Required task:
Collect each line of the records containing the string "гражданином".

(Records from a data source)
--------------------------------------------------
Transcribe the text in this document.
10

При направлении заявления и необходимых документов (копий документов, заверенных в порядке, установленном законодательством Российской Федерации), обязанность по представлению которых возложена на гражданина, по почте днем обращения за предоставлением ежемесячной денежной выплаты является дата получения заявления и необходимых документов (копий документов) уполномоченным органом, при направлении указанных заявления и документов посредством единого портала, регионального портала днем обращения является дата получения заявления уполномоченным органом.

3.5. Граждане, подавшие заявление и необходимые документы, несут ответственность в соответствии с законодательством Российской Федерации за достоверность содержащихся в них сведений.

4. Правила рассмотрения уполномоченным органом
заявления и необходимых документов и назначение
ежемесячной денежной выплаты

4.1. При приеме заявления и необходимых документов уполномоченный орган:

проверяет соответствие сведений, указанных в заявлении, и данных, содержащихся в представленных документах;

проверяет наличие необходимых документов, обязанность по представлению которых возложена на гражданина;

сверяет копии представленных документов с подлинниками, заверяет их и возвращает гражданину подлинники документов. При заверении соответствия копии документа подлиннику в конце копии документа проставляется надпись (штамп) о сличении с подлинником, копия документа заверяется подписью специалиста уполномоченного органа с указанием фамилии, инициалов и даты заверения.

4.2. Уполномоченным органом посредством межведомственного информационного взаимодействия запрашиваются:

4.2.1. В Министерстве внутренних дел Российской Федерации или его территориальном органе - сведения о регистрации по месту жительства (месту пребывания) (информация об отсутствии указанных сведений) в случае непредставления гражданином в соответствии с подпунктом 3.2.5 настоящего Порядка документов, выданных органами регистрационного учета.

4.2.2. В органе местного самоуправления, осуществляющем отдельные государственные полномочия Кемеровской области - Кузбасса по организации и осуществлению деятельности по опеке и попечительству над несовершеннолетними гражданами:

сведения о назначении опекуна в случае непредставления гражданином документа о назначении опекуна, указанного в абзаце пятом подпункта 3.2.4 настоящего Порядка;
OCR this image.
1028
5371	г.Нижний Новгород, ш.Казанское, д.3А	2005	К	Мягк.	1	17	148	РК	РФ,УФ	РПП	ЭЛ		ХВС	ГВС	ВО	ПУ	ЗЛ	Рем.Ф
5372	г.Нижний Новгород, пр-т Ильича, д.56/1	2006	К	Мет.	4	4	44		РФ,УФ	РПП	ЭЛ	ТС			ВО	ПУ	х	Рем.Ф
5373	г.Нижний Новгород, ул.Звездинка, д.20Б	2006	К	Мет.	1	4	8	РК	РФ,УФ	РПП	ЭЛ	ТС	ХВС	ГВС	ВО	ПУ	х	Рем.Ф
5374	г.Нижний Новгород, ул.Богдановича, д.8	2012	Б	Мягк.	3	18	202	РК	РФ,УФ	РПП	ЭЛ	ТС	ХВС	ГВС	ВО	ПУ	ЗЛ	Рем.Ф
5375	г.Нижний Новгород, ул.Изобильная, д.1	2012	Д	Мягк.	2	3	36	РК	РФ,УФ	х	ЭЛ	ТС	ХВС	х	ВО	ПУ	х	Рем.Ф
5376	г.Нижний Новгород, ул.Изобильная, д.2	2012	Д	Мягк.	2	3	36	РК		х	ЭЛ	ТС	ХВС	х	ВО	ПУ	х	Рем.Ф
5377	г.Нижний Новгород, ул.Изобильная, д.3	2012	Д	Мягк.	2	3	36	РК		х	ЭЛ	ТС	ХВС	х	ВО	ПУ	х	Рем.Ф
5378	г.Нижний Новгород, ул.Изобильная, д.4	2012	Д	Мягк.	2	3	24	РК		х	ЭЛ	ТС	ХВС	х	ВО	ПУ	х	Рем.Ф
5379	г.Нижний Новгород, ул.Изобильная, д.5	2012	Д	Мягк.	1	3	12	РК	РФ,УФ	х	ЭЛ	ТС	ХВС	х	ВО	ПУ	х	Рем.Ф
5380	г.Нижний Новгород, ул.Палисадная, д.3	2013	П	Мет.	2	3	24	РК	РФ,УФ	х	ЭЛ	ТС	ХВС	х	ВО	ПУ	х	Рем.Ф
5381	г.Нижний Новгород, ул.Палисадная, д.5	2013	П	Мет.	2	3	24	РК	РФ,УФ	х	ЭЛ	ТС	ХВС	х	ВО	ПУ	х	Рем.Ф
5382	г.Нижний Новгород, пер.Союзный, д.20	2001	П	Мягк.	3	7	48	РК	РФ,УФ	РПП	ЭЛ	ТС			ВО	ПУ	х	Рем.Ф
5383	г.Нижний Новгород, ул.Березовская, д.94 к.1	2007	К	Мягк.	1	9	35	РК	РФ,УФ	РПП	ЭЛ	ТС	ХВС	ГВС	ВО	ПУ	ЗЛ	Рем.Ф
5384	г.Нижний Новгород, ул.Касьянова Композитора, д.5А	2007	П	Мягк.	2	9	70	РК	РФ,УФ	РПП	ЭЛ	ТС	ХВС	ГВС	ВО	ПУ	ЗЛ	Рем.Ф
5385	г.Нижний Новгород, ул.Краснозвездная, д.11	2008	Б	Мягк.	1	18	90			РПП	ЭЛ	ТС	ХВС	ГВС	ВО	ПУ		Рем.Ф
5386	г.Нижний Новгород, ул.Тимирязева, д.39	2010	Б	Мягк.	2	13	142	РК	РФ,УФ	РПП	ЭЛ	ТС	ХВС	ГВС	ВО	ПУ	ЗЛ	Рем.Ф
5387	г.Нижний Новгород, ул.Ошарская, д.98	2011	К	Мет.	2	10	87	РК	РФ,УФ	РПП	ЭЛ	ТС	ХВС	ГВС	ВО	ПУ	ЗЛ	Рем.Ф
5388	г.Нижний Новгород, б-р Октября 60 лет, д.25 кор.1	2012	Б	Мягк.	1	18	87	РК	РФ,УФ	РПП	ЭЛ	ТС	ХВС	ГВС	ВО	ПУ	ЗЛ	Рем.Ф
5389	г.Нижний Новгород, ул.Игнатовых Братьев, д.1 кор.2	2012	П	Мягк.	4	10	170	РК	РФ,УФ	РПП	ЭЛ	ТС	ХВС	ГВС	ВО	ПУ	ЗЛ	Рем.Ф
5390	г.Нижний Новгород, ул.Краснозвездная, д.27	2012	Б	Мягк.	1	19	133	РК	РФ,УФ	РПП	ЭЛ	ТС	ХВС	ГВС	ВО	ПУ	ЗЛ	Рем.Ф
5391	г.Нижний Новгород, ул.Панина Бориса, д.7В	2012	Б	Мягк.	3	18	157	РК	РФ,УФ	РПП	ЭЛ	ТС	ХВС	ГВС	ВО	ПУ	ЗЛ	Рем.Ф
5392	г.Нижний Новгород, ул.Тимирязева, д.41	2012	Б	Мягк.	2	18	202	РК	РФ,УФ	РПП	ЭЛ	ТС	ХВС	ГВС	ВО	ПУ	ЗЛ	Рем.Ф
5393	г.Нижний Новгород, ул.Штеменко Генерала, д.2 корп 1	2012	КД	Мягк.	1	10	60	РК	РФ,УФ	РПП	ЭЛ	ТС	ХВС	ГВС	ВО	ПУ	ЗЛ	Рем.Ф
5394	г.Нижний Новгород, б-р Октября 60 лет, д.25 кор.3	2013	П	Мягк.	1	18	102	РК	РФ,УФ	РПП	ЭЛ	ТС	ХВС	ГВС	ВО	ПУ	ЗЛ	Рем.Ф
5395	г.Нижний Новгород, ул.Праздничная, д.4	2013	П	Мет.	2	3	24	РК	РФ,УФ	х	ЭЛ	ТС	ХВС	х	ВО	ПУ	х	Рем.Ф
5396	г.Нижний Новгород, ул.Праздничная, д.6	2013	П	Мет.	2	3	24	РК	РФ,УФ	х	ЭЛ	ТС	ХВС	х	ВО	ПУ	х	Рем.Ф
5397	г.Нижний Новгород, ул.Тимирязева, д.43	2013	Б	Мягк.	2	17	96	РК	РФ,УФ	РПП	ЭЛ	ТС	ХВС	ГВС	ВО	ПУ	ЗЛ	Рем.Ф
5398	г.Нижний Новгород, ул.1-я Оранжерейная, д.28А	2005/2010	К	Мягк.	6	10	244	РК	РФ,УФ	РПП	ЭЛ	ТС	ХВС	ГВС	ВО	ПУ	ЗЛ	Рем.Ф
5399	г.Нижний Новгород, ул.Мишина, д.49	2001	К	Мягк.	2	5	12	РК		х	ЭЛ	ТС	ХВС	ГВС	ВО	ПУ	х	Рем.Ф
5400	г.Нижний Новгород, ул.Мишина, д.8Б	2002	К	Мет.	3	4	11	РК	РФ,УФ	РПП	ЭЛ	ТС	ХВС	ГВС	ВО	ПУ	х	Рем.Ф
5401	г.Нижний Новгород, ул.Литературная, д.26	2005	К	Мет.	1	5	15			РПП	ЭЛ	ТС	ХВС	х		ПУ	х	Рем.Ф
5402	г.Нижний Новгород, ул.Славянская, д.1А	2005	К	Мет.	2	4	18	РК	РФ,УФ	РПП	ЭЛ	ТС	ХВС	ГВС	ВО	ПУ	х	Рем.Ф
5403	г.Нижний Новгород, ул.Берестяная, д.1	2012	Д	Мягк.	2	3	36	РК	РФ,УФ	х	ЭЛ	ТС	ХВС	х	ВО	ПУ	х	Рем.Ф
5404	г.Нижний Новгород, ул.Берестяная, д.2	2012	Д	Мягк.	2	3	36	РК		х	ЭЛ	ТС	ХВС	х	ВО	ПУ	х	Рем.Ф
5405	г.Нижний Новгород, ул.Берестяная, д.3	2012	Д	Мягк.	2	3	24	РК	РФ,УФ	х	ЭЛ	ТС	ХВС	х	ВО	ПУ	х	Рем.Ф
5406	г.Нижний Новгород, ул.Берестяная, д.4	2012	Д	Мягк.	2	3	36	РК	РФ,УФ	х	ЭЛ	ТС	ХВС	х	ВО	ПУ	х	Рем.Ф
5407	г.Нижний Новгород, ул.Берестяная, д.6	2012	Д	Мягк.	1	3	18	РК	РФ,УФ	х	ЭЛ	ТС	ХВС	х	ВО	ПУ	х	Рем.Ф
--------------------------------------------------
Solved exercise:
4.2.1. В Министерстве внутренних дел Российской Федерации или его территориальном органе - сведения о регистрации по месту жительства (месту пребывания) (информация об отсутствии указанных сведений) в случае непредставления гражданином в соответствии с подпунктом 3.2.5 настоящего Порядка документов, выданных органами регистрационного учета.
сведения о назначении опекуна в случае непредставления гражданином документа о назначении опекуна, указанного в абзаце пятом подпункта 3.2.4 настоящего Порядка;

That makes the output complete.